Data excerpts
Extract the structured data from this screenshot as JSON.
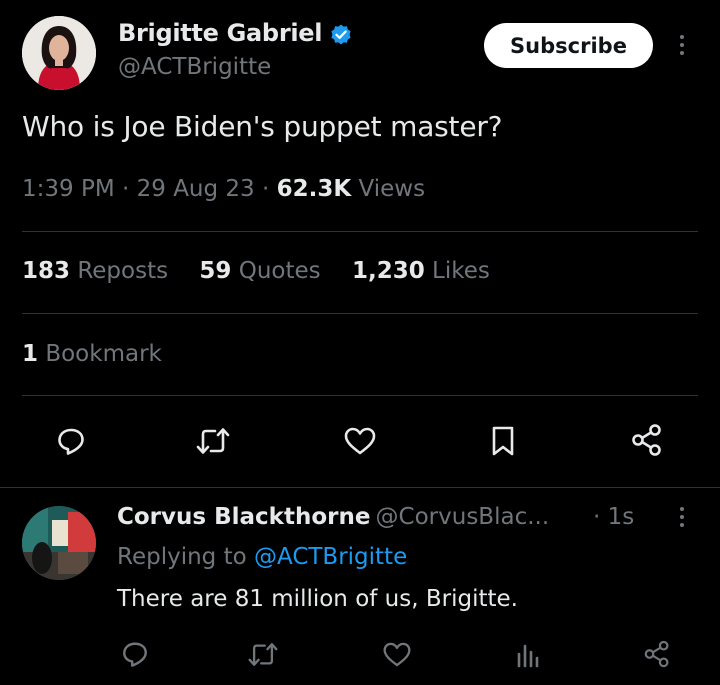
{
  "tweet": {
    "author_name": "Brigitte Gabriel",
    "author_handle": "@ACTBrigitte",
    "verified": true,
    "subscribe_label": "Subscribe",
    "text": "Who is Joe Biden's puppet master?",
    "time": "1:39 PM",
    "date": "29 Aug 23",
    "separator": "·",
    "views_count": "62.3K",
    "views_label": "Views",
    "reposts_count": "183",
    "reposts_label": "Reposts",
    "quotes_count": "59",
    "quotes_label": "Quotes",
    "likes_count": "1,230",
    "likes_label": "Likes",
    "bookmarks_count": "1",
    "bookmarks_label": "Bookmark",
    "actions": [
      "reply-icon",
      "repost-icon",
      "like-icon",
      "bookmark-icon",
      "share-icon"
    ]
  },
  "reply": {
    "author_name": "Corvus Blackthorne",
    "author_handle": "@CorvusBlac...",
    "time": "1s",
    "separator": "·",
    "replying_prefix": "Replying to",
    "replying_handle": "@ACTBrigitte",
    "text": "There are 81 million of us, Brigitte.",
    "actions": [
      "reply-icon",
      "repost-icon",
      "like-icon",
      "analytics-icon",
      "share-icon"
    ]
  },
  "colors": {
    "background": "#000000",
    "text_primary": "#e7e9ea",
    "text_secondary": "#71767b",
    "link": "#1d9bf0",
    "verified_badge": "#1d9bf0",
    "divider": "#2f3336"
  }
}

REQUIREMENT: Omit every image. Quote each record exactly.

CORRECT OUTPUT:
Extract the structured data from this screenshot as JSON.
{
  "tweet": {
    "author_name": "Brigitte Gabriel",
    "author_handle": "@ACTBrigitte",
    "verified": true,
    "subscribe_label": "Subscribe",
    "text": "Who is Joe Biden's puppet master?",
    "time": "1:39 PM",
    "date": "29 Aug 23",
    "separator": "·",
    "views_count": "62.3K",
    "views_label": "Views",
    "reposts_count": "183",
    "reposts_label": "Reposts",
    "quotes_count": "59",
    "quotes_label": "Quotes",
    "likes_count": "1,230",
    "likes_label": "Likes",
    "bookmarks_count": "1",
    "bookmarks_label": "Bookmark",
    "actions": [
      "reply-icon",
      "repost-icon",
      "like-icon",
      "bookmark-icon",
      "share-icon"
    ]
  },
  "reply": {
    "author_name": "Corvus Blackthorne",
    "author_handle": "@CorvusBlac...",
    "time": "1s",
    "separator": "·",
    "replying_prefix": "Replying to",
    "replying_handle": "@ACTBrigitte",
    "text": "There are 81 million of us, Brigitte.",
    "actions": [
      "reply-icon",
      "repost-icon",
      "like-icon",
      "analytics-icon",
      "share-icon"
    ]
  },
  "colors": {
    "background": "#000000",
    "text_primary": "#e7e9ea",
    "text_secondary": "#71767b",
    "link": "#1d9bf0",
    "verified_badge": "#1d9bf0",
    "divider": "#2f3336"
  }
}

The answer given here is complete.